Set problem: Your task is to copy each line that has the word "необычные".

Rows from a dataset
◆ ◆ ◆ ◆

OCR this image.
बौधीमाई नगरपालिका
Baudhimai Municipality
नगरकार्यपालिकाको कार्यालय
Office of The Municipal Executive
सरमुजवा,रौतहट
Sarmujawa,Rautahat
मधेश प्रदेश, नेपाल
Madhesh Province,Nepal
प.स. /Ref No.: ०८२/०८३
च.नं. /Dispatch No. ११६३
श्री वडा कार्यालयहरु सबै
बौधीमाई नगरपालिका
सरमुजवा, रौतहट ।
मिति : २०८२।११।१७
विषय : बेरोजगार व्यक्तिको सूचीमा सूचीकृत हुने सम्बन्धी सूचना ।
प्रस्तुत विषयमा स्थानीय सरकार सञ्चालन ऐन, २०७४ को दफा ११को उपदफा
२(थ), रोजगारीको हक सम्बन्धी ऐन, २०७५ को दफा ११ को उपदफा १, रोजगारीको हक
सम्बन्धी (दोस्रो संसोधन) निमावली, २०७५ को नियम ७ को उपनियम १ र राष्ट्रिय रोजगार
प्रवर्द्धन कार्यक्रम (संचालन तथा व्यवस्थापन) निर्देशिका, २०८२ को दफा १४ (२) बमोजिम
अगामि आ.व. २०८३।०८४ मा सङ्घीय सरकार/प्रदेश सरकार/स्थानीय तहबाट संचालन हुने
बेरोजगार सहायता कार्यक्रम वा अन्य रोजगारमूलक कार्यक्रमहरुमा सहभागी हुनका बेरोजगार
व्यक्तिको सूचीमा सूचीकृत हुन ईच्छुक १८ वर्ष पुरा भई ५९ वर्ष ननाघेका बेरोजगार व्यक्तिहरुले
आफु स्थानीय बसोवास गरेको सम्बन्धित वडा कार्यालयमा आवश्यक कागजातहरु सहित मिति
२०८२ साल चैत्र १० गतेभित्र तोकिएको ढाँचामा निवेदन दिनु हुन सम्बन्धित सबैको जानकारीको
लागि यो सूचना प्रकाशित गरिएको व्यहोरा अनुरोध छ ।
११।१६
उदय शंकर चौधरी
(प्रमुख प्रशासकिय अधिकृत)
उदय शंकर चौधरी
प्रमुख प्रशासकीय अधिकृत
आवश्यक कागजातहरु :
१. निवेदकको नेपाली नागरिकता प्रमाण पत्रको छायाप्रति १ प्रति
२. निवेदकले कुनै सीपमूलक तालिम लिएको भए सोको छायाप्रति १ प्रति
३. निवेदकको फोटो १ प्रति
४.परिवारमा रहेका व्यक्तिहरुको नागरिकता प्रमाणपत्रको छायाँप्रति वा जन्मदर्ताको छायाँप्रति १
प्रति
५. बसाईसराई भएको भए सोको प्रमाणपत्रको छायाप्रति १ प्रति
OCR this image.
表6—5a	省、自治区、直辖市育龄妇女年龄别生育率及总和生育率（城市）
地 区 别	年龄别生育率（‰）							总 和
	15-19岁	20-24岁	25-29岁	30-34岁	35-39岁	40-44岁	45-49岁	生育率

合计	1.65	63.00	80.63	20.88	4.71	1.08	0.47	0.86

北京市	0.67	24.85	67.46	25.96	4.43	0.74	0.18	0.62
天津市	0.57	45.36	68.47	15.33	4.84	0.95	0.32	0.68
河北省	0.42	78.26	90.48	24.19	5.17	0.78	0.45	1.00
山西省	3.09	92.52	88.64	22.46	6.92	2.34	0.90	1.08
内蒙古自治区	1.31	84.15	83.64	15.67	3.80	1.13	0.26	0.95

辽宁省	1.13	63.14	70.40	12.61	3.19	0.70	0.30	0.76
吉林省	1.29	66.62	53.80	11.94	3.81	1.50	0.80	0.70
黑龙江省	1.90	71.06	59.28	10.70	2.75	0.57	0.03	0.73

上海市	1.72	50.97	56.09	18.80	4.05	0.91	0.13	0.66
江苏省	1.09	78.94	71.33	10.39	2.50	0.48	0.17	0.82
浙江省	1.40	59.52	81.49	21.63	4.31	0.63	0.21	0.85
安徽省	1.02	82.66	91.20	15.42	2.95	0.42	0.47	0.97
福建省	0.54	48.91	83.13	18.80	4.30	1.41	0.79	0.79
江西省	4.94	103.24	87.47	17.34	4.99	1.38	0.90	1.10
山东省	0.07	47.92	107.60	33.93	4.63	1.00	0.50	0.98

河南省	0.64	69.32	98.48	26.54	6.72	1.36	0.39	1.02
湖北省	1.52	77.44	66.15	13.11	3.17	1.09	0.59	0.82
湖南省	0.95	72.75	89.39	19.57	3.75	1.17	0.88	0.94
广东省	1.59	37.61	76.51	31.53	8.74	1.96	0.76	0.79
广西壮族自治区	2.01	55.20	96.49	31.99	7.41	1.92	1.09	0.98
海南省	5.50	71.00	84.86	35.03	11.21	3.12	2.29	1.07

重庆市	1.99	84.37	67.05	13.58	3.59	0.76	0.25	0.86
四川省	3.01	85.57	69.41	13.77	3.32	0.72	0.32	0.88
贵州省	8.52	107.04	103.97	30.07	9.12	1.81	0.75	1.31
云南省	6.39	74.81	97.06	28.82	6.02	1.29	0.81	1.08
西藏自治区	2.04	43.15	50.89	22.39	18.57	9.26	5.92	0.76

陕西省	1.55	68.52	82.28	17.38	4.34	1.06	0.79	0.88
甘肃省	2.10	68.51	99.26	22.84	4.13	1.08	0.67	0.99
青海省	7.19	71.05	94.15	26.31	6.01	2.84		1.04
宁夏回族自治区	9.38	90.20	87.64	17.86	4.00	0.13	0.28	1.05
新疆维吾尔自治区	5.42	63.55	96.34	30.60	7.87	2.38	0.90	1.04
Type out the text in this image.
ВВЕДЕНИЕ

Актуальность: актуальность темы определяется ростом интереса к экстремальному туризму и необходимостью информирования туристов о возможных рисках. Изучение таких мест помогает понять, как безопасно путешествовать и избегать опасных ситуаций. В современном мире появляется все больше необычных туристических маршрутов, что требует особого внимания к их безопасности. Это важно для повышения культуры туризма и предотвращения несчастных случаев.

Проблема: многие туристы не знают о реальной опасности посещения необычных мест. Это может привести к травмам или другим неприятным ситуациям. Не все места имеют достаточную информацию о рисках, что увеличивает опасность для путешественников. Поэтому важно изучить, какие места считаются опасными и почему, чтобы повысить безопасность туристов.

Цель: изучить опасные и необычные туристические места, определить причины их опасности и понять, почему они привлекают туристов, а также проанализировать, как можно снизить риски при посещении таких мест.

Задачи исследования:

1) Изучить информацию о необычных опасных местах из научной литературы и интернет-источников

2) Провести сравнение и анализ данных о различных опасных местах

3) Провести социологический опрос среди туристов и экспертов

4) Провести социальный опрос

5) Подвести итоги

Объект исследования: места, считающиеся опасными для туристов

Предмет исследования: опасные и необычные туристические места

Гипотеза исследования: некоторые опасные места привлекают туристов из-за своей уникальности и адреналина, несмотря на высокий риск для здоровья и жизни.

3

◆ ◆ ◆ ◆

Worked solution:
Цель: изучить опасные и необычные туристические места, определить причины их опасности и понять, почему они привлекают туристов, а также проанализировать, как можно снизить риски при посещении таких мест.
Предмет исследования: опасные и необычные туристические места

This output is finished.